◆ **Given request**
Copy every line of the listing exactly.

============

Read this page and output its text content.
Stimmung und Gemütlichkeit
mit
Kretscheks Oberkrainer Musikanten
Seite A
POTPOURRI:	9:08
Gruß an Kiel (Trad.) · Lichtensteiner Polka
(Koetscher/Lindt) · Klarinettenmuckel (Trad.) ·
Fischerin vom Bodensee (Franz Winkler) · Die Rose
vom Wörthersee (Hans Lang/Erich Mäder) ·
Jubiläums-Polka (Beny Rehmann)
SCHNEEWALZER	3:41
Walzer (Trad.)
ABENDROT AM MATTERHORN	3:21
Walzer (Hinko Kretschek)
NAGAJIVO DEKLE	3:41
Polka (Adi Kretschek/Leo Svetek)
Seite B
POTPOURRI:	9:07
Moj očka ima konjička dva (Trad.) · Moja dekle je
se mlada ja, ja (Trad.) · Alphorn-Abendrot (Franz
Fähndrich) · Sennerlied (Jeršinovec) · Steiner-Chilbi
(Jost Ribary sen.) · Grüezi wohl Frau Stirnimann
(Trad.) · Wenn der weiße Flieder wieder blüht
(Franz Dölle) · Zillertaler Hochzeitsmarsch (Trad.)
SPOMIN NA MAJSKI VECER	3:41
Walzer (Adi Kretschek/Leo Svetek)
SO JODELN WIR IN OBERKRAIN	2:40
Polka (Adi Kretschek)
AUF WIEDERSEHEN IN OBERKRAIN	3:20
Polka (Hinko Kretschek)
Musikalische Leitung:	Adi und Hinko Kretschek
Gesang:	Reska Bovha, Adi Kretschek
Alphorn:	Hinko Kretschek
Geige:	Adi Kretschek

============

◆ **Solution for this problem**
Read this page and output its text content.
Stimmung und Gemütlichkeit
mit
Kretscheks Oberkrainer Musikanten
Seite A
POTPOURRI:	9:08
Gruß an Kiel (Trad.) · Lichtensteiner Polka
(Koetscher/Lindt) · Klarinettenmuckel (Trad.) ·
Fischerin vom Bodensee (Franz Winkler) · Die Rose
vom Wörthersee (Hans Lang/Erich Mäder) ·
Jubiläums-Polka (Beny Rehmann)
SCHNEEWALZER	3:41
Walzer (Trad.)
ABENDROT AM MATTERHORN	3:21
Walzer (Hinko Kretschek)
NAGAJIVO DEKLE	3:41
Polka (Adi Kretschek/Leo Svetek)
Seite B
POTPOURRI:	9:07
Moj očka ima konjička dva (Trad.) · Moja dekle je
se mlada ja, ja (Trad.) · Alphorn-Abendrot (Franz
Fähndrich) · Sennerlied (Jeršinovec) · Steiner-Chilbi
(Jost Ribary sen.) · Grüezi wohl Frau Stirnimann
(Trad.) · Wenn der weiße Flieder wieder blüht
(Franz Dölle) · Zillertaler Hochzeitsmarsch (Trad.)
SPOMIN NA MAJSKI VECER	3:41
Walzer (Adi Kretschek/Leo Svetek)
SO JODELN WIR IN OBERKRAIN	2:40
Polka (Adi Kretschek)
AUF WIEDERSEHEN IN OBERKRAIN	3:20
Polka (Hinko Kretschek)
Musikalische Leitung:	Adi und Hinko Kretschek
Gesang:	Reska Bovha, Adi Kretschek
Alphorn:	Hinko Kretschek
Geige:	Adi Kretschek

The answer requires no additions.